◆ **What you are asked to do**: From the listing, collect all lines containing the word "screenshot".

◆ **Material to process**:
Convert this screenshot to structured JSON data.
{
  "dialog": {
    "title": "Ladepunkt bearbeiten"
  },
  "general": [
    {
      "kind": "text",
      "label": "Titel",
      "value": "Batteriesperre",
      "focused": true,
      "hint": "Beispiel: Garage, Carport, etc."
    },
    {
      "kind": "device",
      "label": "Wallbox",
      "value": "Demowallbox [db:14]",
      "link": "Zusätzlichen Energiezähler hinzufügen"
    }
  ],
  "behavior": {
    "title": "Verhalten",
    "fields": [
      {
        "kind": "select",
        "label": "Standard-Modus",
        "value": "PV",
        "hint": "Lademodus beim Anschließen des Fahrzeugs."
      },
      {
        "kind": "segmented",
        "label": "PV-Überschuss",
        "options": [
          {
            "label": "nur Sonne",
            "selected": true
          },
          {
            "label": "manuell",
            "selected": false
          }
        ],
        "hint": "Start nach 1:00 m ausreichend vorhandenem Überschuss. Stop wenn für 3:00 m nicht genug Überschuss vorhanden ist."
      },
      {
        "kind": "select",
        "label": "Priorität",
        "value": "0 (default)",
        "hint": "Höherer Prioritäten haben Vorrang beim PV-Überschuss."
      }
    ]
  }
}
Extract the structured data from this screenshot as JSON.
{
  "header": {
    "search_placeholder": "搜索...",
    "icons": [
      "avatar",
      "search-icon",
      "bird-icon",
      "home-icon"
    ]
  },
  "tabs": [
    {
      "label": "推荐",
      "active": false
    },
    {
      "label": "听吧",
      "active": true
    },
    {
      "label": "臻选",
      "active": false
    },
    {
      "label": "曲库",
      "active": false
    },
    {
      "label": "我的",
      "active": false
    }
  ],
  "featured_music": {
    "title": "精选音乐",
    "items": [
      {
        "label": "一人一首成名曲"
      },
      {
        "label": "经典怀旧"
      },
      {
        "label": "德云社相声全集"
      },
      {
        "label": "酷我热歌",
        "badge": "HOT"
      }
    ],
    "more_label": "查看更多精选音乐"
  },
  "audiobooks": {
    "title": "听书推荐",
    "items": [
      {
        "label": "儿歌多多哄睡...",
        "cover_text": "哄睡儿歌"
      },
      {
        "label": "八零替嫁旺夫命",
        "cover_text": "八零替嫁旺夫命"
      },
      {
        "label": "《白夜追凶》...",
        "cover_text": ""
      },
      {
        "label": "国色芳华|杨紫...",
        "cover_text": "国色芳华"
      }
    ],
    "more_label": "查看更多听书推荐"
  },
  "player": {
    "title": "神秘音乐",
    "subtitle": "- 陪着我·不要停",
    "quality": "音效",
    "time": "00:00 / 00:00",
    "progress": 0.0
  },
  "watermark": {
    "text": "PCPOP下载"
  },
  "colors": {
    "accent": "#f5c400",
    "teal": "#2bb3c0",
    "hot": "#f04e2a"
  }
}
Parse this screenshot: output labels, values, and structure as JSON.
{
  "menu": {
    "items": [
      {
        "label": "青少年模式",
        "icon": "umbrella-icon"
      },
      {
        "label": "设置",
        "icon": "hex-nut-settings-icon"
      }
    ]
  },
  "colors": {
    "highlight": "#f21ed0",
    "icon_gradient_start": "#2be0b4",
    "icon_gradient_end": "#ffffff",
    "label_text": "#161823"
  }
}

◆ **Expected answer**:
Convert this screenshot to structured JSON data.
Extract the structured data from this screenshot as JSON.
Parse this screenshot: output labels, values, and structure as JSON.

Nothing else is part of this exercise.